GIVEN TASK:
Of the lines in this material, how many contain "data"? Answer with a single number only.

Items from a figure collection:
- - - - -
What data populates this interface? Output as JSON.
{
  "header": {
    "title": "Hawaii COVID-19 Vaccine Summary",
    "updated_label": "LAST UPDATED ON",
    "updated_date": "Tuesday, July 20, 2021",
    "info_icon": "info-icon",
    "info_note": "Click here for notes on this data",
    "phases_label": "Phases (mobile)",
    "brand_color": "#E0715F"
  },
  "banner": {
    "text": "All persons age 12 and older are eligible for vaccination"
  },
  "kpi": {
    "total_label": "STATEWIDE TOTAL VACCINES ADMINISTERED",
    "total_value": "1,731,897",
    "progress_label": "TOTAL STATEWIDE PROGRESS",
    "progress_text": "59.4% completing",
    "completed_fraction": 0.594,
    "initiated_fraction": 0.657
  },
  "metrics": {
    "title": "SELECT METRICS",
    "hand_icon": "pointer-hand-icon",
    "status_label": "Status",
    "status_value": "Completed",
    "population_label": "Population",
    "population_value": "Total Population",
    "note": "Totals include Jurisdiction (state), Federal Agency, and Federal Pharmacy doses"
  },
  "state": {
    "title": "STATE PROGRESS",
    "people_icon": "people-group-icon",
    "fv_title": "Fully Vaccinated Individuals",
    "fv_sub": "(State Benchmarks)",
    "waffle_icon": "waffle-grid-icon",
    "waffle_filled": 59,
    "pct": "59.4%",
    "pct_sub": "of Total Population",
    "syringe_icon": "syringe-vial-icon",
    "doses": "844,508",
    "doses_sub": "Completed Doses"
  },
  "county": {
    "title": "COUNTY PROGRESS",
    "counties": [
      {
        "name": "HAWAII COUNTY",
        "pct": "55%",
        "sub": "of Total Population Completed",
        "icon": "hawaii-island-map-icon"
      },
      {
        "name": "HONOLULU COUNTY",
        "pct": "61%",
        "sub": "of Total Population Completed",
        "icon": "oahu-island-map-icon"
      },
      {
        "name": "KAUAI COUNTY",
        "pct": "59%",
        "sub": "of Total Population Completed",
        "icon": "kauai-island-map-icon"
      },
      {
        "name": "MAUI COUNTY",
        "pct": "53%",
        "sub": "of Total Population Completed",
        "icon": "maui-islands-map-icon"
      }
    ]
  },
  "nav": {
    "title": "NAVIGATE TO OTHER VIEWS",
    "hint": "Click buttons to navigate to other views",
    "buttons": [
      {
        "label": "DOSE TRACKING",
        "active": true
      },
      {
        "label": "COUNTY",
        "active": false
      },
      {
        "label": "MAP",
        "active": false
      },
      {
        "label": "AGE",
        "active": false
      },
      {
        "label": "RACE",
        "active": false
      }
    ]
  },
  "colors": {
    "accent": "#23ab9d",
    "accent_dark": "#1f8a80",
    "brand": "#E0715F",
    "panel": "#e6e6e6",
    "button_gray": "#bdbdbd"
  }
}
- - - - -
RESPONSE TO THE TASK:
2